**GOAL:**
Copy out the lines below without any change, beginning with the line that contains "video-player[interactable]: 覚醒大本日 覚醒大本日" and ending with the line that contains "play-icon (345, 169, 379, 211)", including both of those lines.
───── DATA TO USE ─────
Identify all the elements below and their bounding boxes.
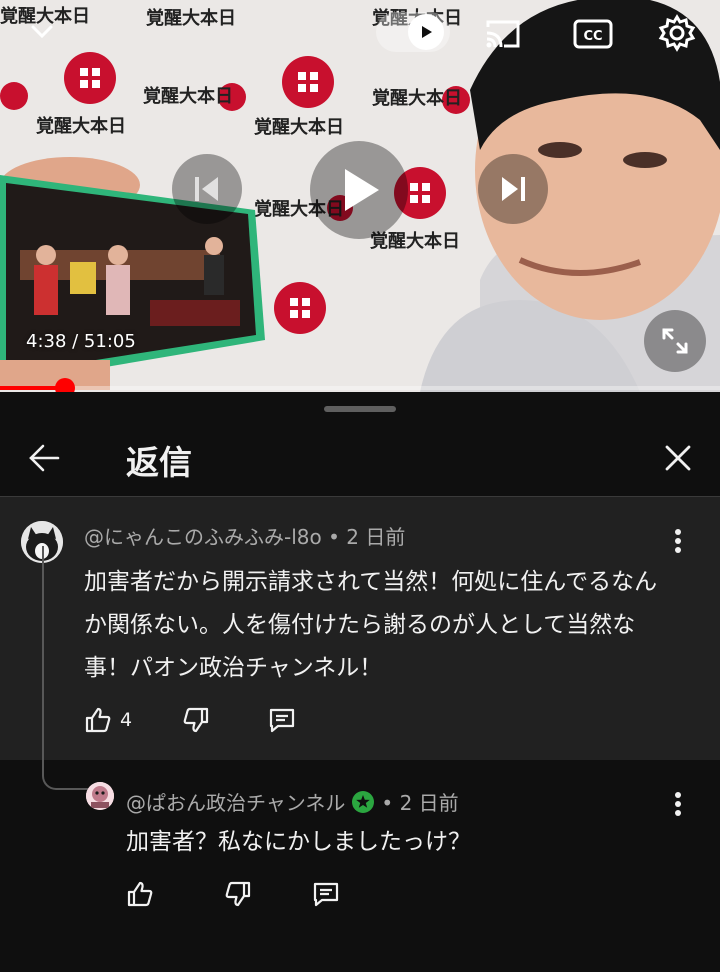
video-player[interactable]: 覚醒大本日 覚醒大本日 覚醒大本日 覚醒大本日 覚醒大本日 覚醒大本日 覚醒大本… (0, 0, 720, 392)
svg-text:CC: CC (583, 29, 602, 44)
captions-icon: CC (573, 19, 613, 49)
minimize-button[interactable] (22, 12, 62, 52)
dislike-button[interactable] (218, 874, 258, 914)
reply-actions (120, 874, 346, 914)
more-vert-icon (675, 792, 681, 816)
settings-button[interactable] (656, 12, 698, 54)
play-button[interactable] (310, 141, 408, 239)
next-button[interactable] (478, 154, 548, 224)
close-button[interactable] (656, 436, 700, 480)
reply-age: 2 日前 (399, 791, 459, 815)
progress-bar[interactable] (0, 378, 720, 392)
previous-button[interactable] (172, 154, 242, 224)
meta-separator: • (321, 525, 347, 549)
sheet-header: 返信 (0, 424, 720, 496)
comment-more-button[interactable] (663, 521, 693, 561)
reply-avatar[interactable] (86, 782, 114, 810)
reply-meta: @ぱおん政治チャンネル • 2 日前 (126, 787, 459, 816)
play-icon (345, 169, 379, 211)
svg-text:覚醒大本日: 覚醒大本日 (370, 230, 460, 252)
dislike-icon (225, 881, 251, 907)
comment-text: 加害者だから開示請求されて当然！何処に住んでるなんか関係ない。人を傷付けたら謝る… (84, 569, 658, 681)
comment-age: 2 日前 (346, 525, 406, 549)
svg-text:覚醒大本日: 覚醒大本日 (146, 7, 236, 29)
reply-icon (313, 882, 339, 907)
reply-more-button[interactable] (663, 784, 693, 824)
autoplay-toggle[interactable] (376, 12, 450, 52)
svg-text:覚醒大本日: 覚醒大本日 (372, 87, 462, 109)
like-icon (127, 881, 153, 907)
drag-handle[interactable] (324, 406, 396, 412)
verified-star-icon (351, 790, 375, 814)
svg-text:覚醒大本日: 覚醒大本日 (254, 116, 344, 138)
cast-button[interactable] (482, 14, 524, 54)
back-arrow-icon (29, 444, 60, 472)
svg-text:覚醒大本日: 覚醒大本日 (36, 115, 126, 137)
like-count: 4 (120, 709, 133, 731)
back-button[interactable] (22, 436, 66, 480)
chevron-down-icon (31, 25, 53, 39)
more-vert-icon (675, 529, 681, 553)
comment-meta: @にゃんこのふみふみ-l8o • 2 日前 (84, 521, 405, 550)
cast-icon (486, 20, 520, 48)
meta-separator: • (381, 791, 400, 815)
dislike-button[interactable] (176, 700, 216, 740)
comment-author[interactable]: @にゃんこのふみふみ-l8o (84, 525, 322, 549)
settings-icon (658, 14, 696, 52)
sheet-title: 返信 (126, 443, 192, 482)
next-icon (502, 177, 525, 201)
close-icon (665, 445, 691, 471)
reply-button[interactable] (306, 874, 346, 914)
comment-actions: 4 (78, 700, 302, 740)
svg-text:覚醒大本日: 覚醒大本日 (143, 85, 233, 107)
previous-icon (195, 177, 218, 201)
time-display: 4:38 / 51:05 (26, 331, 136, 352)
reply-text: 加害者？私なにかしましたっけ？ (126, 829, 471, 855)
like-button[interactable] (120, 874, 160, 914)
captions-button[interactable]: CC (572, 14, 614, 54)
reply-button[interactable] (262, 700, 302, 740)
reply-author[interactable]: @ぱおん政治チャンネル (126, 787, 345, 816)
fullscreen-button[interactable] (644, 310, 706, 372)
thread-connector (42, 546, 90, 790)
reply-icon (269, 708, 295, 733)
parent-comment: @にゃんこのふみふみ-l8o • 2 日前 加害者だから開示請求されて当然！何処… (0, 497, 720, 760)
replies-sheet: 返信 @にゃんこのふみふみ-l8o • 2 日前 加害者だから開示請求されて当然… (0, 392, 720, 972)
dislike-icon (183, 707, 209, 733)
fullscreen-icon (662, 328, 688, 354)
autoplay-toggle-icon (408, 14, 444, 50)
─────
**RIGHT ANSWER:**
video-player[interactable]: 覚醒大本日 覚醒大本日 覚醒大本日 覚醒大本日 覚醒大本日 覚醒大本日 覚醒大本… (0, 0, 720, 392)
svg-text:CC: CC (583, 29, 602, 44)
captions-icon: CC (573, 19, 613, 49)
minimize-button[interactable] (22, 12, 62, 52)
dislike-button[interactable] (218, 874, 258, 914)
reply-actions (120, 874, 346, 914)
more-vert-icon (675, 792, 681, 816)
settings-button[interactable] (656, 12, 698, 54)
play-button[interactable] (310, 141, 408, 239)
next-button[interactable] (478, 154, 548, 224)
close-button[interactable] (656, 436, 700, 480)
reply-age: 2 日前 (399, 791, 459, 815)
progress-bar[interactable] (0, 378, 720, 392)
previous-button[interactable] (172, 154, 242, 224)
meta-separator: • (321, 525, 347, 549)
sheet-header: 返信 (0, 424, 720, 496)
comment-more-button[interactable] (663, 521, 693, 561)
reply-avatar[interactable] (86, 782, 114, 810)
reply-meta: @ぱおん政治チャンネル • 2 日前 (126, 787, 459, 816)
play-icon (345, 169, 379, 211)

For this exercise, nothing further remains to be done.